WHAT TO DO: Copy out each line that includes the word "tactile".

EXTRACTED INFORMATION:

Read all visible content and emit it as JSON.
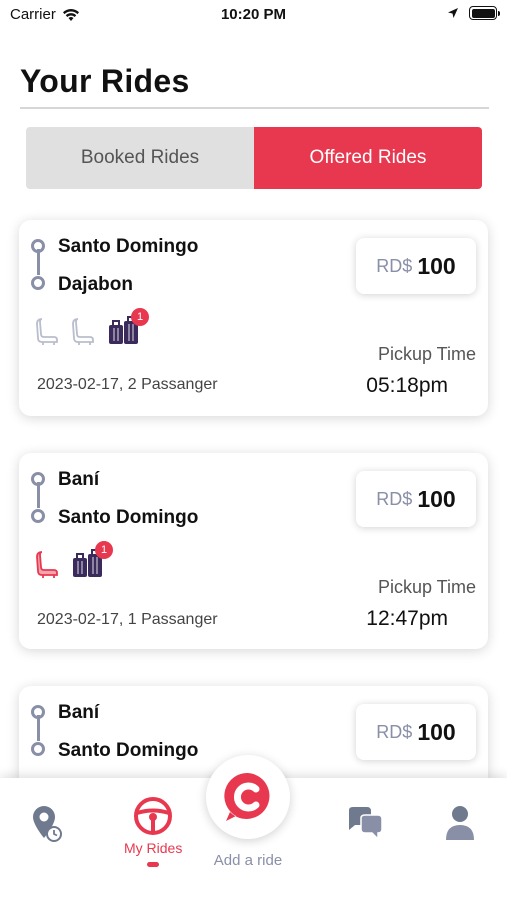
{
  "status_bar": {
    "carrier": "Carrier",
    "time": "10:20 PM"
  },
  "header": {
    "title": "Your Rides"
  },
  "tabs": [
    {
      "label": "Booked Rides",
      "active": false
    },
    {
      "label": "Offered Rides",
      "active": true
    }
  ],
  "rides": [
    {
      "from": "Santo Domingo",
      "to": "Dajabon",
      "currency": "RD$",
      "price": "100",
      "pickup_label": "Pickup Time",
      "pickup_time": "05:18pm",
      "date_pax": "2023-02-17, 2 Passanger",
      "seats": [
        "empty",
        "empty"
      ],
      "luggage_count": "1"
    },
    {
      "from": "Baní",
      "to": "Santo Domingo",
      "currency": "RD$",
      "price": "100",
      "pickup_label": "Pickup Time",
      "pickup_time": "12:47pm",
      "date_pax": "2023-02-17, 1 Passanger",
      "seats": [
        "taken"
      ],
      "luggage_count": "1"
    },
    {
      "from": "Baní",
      "to": "Santo Domingo",
      "currency": "RD$",
      "price": "100"
    }
  ],
  "bottom_nav": {
    "items": [
      {
        "icon": "location-history-icon",
        "label": ""
      },
      {
        "icon": "steering-wheel-icon",
        "label": "My Rides",
        "active": true
      },
      {
        "icon": "chat-icon",
        "label": ""
      },
      {
        "icon": "profile-icon",
        "label": ""
      }
    ],
    "add_ride_label": "Add a ride"
  },
  "colors": {
    "accent": "#e8384f",
    "muted": "#8a8fa8",
    "luggage": "#3b2b5c"
  }
}
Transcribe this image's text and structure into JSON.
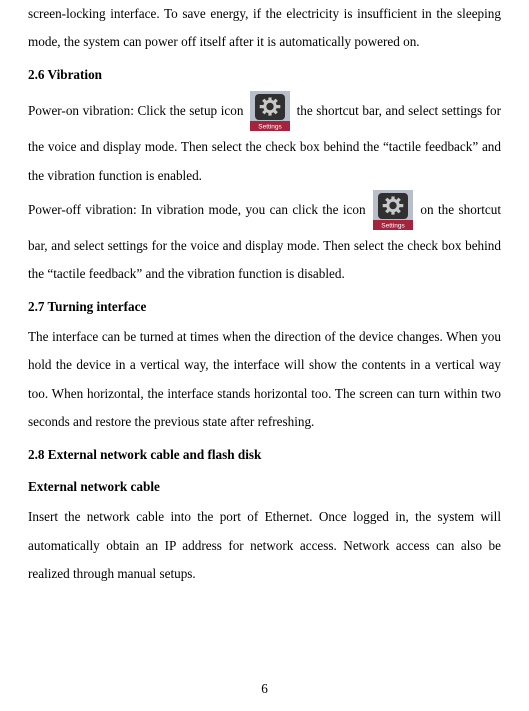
{
  "intro": "screen-locking interface. To save energy, if the electricity is insufficient in the sleeping mode, the system can power off itself after it is automatically powered on.",
  "h26": "2.6 Vibration",
  "vib_on_a": "Power-on vibration: Click the setup icon",
  "vib_on_b": "the shortcut bar, and select settings for the voice and display mode. Then select the check box behind the “tactile feedback” and the vibration function is enabled.",
  "vib_off_a": "Power-off vibration: In vibration mode, you can click the icon",
  "vib_off_b": "on the shortcut bar, and select settings for the voice and display mode. Then select the check box behind the “tactile feedback” and the vibration function is disabled.",
  "h27": "2.7 Turning interface",
  "turning": "The interface can be turned at times when the direction of the device changes. When you hold the device in a vertical way, the interface will show the contents in a vertical way too. When horizontal, the interface stands horizontal too. The screen can turn within two seconds and restore the previous state after refreshing.",
  "h28": "2.8 External network cable and flash disk",
  "h28sub": "External network cable",
  "ext": "Insert the network cable into the port of Ethernet. Once logged in, the system will automatically obtain an IP address for network access. Network access can also be realized through manual setups.",
  "pagenum": "6",
  "icon_label": "Settings"
}
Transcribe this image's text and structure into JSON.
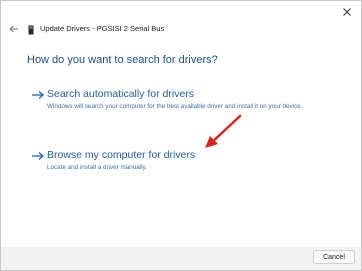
{
  "window": {
    "title": "Update Drivers - PGSISI 2 Serial Bus"
  },
  "main": {
    "heading": "How do you want to search for drivers?",
    "options": [
      {
        "title": "Search automatically for drivers",
        "description": "Windows will search your computer for the best available driver and install it on your device.",
        "icon": "arrow-right-icon"
      },
      {
        "title": "Browse my computer for drivers",
        "description": "Locate and install a driver manually.",
        "icon": "arrow-right-icon"
      }
    ]
  },
  "annotation": {
    "icon": "red-arrow-icon",
    "color": "#d9221c"
  },
  "footer": {
    "cancel_label": "Cancel"
  },
  "colors": {
    "link": "#1f5fa6",
    "heading": "#1a4e8a",
    "footer_bg": "#f3f3f3"
  }
}
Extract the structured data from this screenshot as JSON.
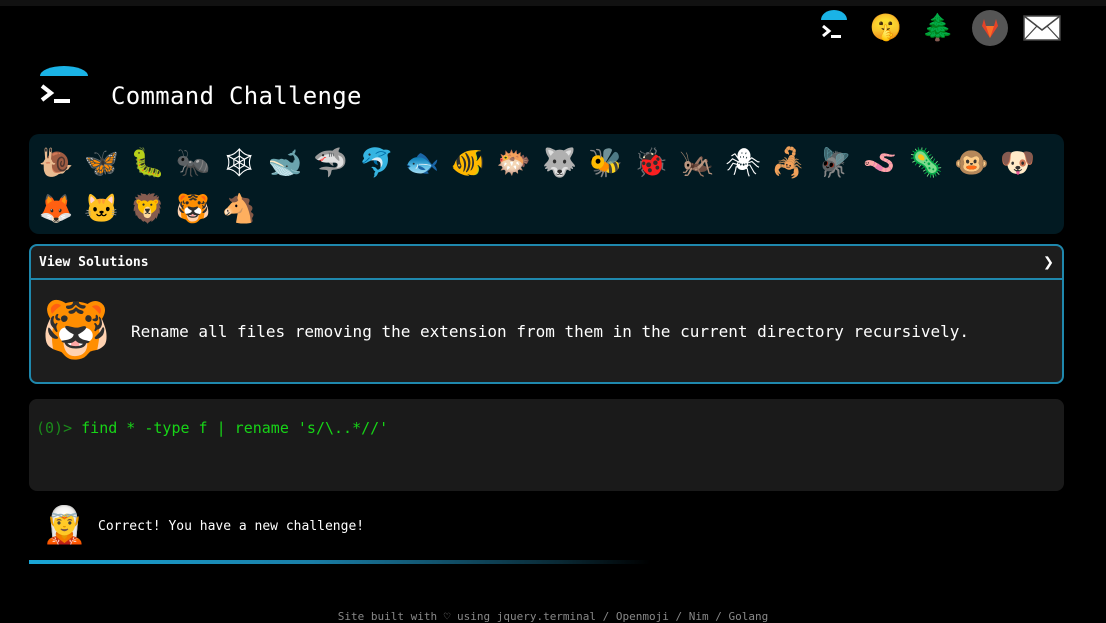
{
  "header": {
    "title": "Command Challenge"
  },
  "top_icons": [
    {
      "name": "terminal-logo-icon",
      "glyph": "›_"
    },
    {
      "name": "shushing-face-icon",
      "glyph": "🤫"
    },
    {
      "name": "tree-icon",
      "glyph": "🌲"
    },
    {
      "name": "gitlab-icon",
      "glyph": "🦊"
    },
    {
      "name": "mail-icon",
      "glyph": "✉"
    }
  ],
  "animals": [
    {
      "name": "snail",
      "glyph": "🐌"
    },
    {
      "name": "butterfly",
      "glyph": "🦋"
    },
    {
      "name": "caterpillar",
      "glyph": "🐛"
    },
    {
      "name": "ant",
      "glyph": "🐜"
    },
    {
      "name": "spider-web",
      "glyph": "🕸"
    },
    {
      "name": "whale",
      "glyph": "🐋"
    },
    {
      "name": "shark",
      "glyph": "🦈"
    },
    {
      "name": "dolphin",
      "glyph": "🐬"
    },
    {
      "name": "fish",
      "glyph": "🐟"
    },
    {
      "name": "tropical-fish",
      "glyph": "🐠"
    },
    {
      "name": "blowfish",
      "glyph": "🐡"
    },
    {
      "name": "wolf",
      "glyph": "🐺"
    },
    {
      "name": "bee",
      "glyph": "🐝"
    },
    {
      "name": "ladybug",
      "glyph": "🐞"
    },
    {
      "name": "cricket",
      "glyph": "🦗"
    },
    {
      "name": "spider",
      "glyph": "🕷"
    },
    {
      "name": "scorpion",
      "glyph": "🦂"
    },
    {
      "name": "fly",
      "glyph": "🪰"
    },
    {
      "name": "worm",
      "glyph": "🪱"
    },
    {
      "name": "microbe",
      "glyph": "🦠"
    },
    {
      "name": "monkey",
      "glyph": "🐵"
    },
    {
      "name": "dog",
      "glyph": "🐶"
    },
    {
      "name": "fox",
      "glyph": "🦊"
    },
    {
      "name": "cat",
      "glyph": "🐱"
    },
    {
      "name": "lion",
      "glyph": "🦁"
    },
    {
      "name": "tiger",
      "glyph": "🐯"
    },
    {
      "name": "horse",
      "glyph": "🐴"
    }
  ],
  "solutions": {
    "title": "View Solutions",
    "chevron": "❯",
    "animal_glyph": "🐯",
    "challenge_text": "Rename all files removing the extension from them in the current directory recursively."
  },
  "terminal": {
    "prompt_prefix": "(0)>",
    "command": "find * -type f | rename 's/\\..*//'"
  },
  "result": {
    "avatar_glyph": "🧝",
    "message": "Correct! You have a new challenge!",
    "progress": 0.6
  },
  "footer": {
    "text": "Site built with ♡ using jquery.terminal / Openmoji / Nim / Golang"
  },
  "colors": {
    "accent": "#1f88ad",
    "prompt_green": "#17d417",
    "strip_bg": "#021a22"
  }
}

TASK RESPONSE:
  "vib_on_b": "the shortcut bar, and select settings for the voice and display mode. Then select the check box behind the “tactile feedback” and the vibration function is enabled.",
  "vib_off_b": "on the shortcut bar, and select settings for the voice and display mode. Then select the check box behind the “tactile feedback” and the vibration function is disabled.",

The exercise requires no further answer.